- PROBLEM STATEMENT -
Which lines contain the string "умение"? Please list every one of them.

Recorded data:
::::::

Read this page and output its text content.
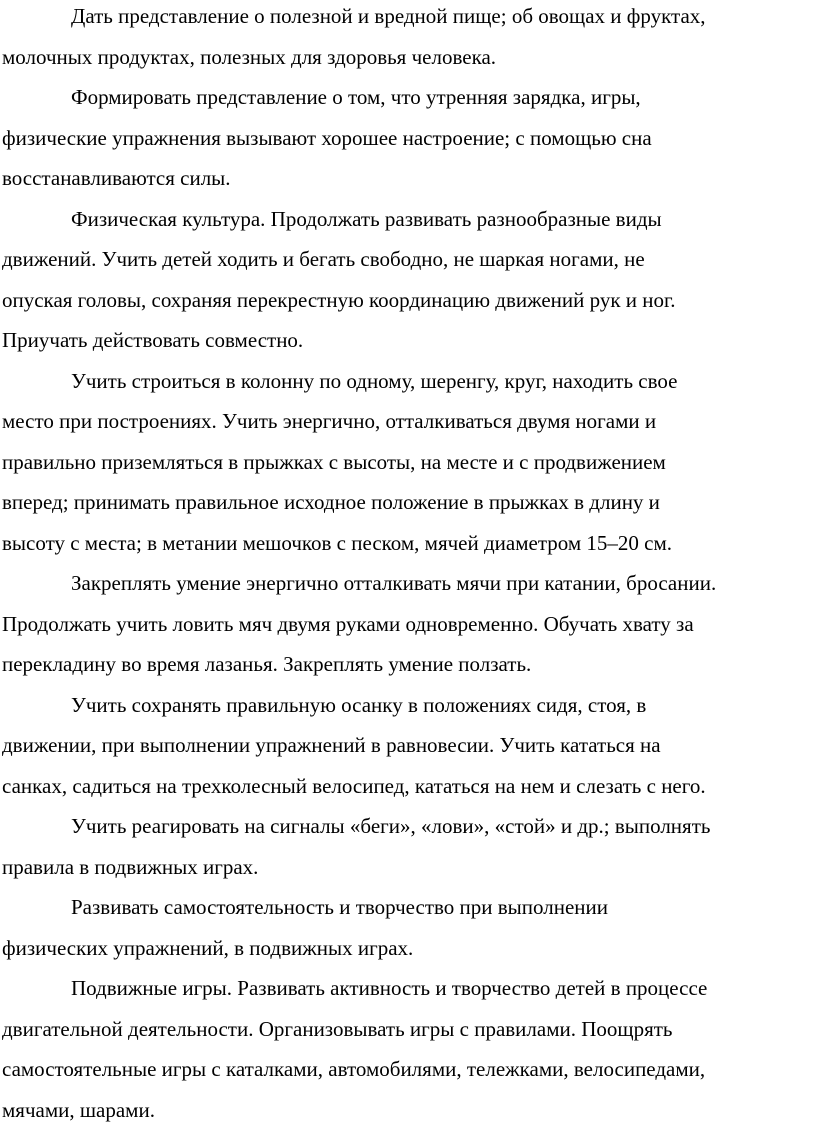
Дать представление о полезной и вредной пище; об овощах и фруктах,
молочных продуктах, полезных для здоровья человека.

Формировать представление о том, что утренняя зарядка, игры,
физические упражнения вызывают хорошее настроение; с помощью сна
восстанавливаются силы.

Физическая культура. Продолжать развивать разнообразные виды
движений. Учить детей ходить и бегать свободно, не шаркая ногами, не
опуская головы, сохраняя перекрестную координацию движений рук и ног.
Приучать действовать совместно.

Учить строиться в колонну по одному, шеренгу, круг, находить свое
место при построениях. Учить энергично, отталкиваться двумя ногами и
правильно приземляться в прыжках с высоты, на месте и с продвижением
вперед; принимать правильное исходное положение в прыжках в длину и
высоту с места; в метании мешочков с песком, мячей диаметром 15–20 см.

Закреплять умение энергично отталкивать мячи при катании, бросании.
Продолжать учить ловить мяч двумя руками одновременно. Обучать хвату за
перекладину во время лазанья. Закреплять умение ползать.

Учить сохранять правильную осанку в положениях сидя, стоя, в
движении, при выполнении упражнений в равновесии. Учить кататься на
санках, садиться на трехколесный велосипед, кататься на нем и слезать с него.

Учить реагировать на сигналы «беги», «лови», «стой» и др.; выполнять
правила в подвижных играх.

Развивать самостоятельность и творчество при выполнении
физических упражнений, в подвижных играх.

Подвижные игры. Развивать активность и творчество детей в процессе
двигательной деятельности. Организовывать игры с правилами. Поощрять
самостоятельные игры с каталками, автомобилями, тележками, велосипедами,
мячами, шарами.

::::::

- TASK SOLUTION -
Закреплять умение энергично отталкивать мячи при катании, бросании.
перекладину во время лазанья. Закреплять умение ползать.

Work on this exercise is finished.